WHAT IS REQUIRED =>
Write out all records as given; omit images.

SOURCE MATERIAL =>
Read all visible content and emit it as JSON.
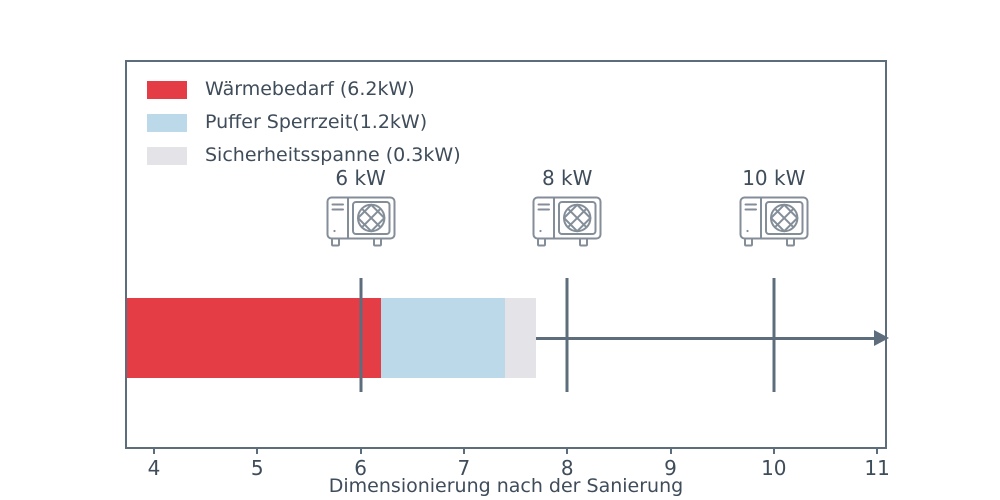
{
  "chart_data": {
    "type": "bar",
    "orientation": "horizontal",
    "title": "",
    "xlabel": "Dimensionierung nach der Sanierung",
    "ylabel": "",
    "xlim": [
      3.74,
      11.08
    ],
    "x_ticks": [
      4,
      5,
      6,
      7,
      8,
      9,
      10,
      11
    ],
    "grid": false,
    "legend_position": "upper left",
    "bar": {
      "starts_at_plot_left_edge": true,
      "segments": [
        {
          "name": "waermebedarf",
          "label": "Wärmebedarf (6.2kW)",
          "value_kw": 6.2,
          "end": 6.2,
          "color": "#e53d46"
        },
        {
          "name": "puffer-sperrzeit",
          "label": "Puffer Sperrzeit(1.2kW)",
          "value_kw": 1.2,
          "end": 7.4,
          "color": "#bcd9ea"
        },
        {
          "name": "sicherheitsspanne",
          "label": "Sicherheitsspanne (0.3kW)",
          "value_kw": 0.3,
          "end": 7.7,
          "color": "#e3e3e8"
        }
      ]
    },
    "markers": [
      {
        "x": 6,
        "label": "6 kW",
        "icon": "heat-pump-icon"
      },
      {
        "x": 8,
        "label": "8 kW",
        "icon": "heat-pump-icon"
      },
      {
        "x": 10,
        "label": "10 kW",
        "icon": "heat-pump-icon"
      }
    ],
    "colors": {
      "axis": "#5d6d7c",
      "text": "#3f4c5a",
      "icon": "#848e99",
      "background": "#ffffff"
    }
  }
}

THE REPLY =>
Read all visible content and emit it as JSON.
{
  "chart_data": {
    "type": "bar",
    "orientation": "horizontal",
    "title": "",
    "xlabel": "Dimensionierung nach der Sanierung",
    "ylabel": "",
    "xlim": [
      3.74,
      11.08
    ],
    "x_ticks": [
      4,
      5,
      6,
      7,
      8,
      9,
      10,
      11
    ],
    "grid": false,
    "legend_position": "upper left",
    "bar": {
      "starts_at_plot_left_edge": true,
      "segments": [
        {
          "name": "waermebedarf",
          "label": "Wärmebedarf (6.2kW)",
          "value_kw": 6.2,
          "end": 6.2,
          "color": "#e53d46"
        },
        {
          "name": "puffer-sperrzeit",
          "label": "Puffer Sperrzeit(1.2kW)",
          "value_kw": 1.2,
          "end": 7.4,
          "color": "#bcd9ea"
        },
        {
          "name": "sicherheitsspanne",
          "label": "Sicherheitsspanne (0.3kW)",
          "value_kw": 0.3,
          "end": 7.7,
          "color": "#e3e3e8"
        }
      ]
    },
    "markers": [
      {
        "x": 6,
        "label": "6 kW",
        "icon": "heat-pump-icon"
      },
      {
        "x": 8,
        "label": "8 kW",
        "icon": "heat-pump-icon"
      },
      {
        "x": 10,
        "label": "10 kW",
        "icon": "heat-pump-icon"
      }
    ],
    "colors": {
      "axis": "#5d6d7c",
      "text": "#3f4c5a",
      "icon": "#848e99",
      "background": "#ffffff"
    }
  }
}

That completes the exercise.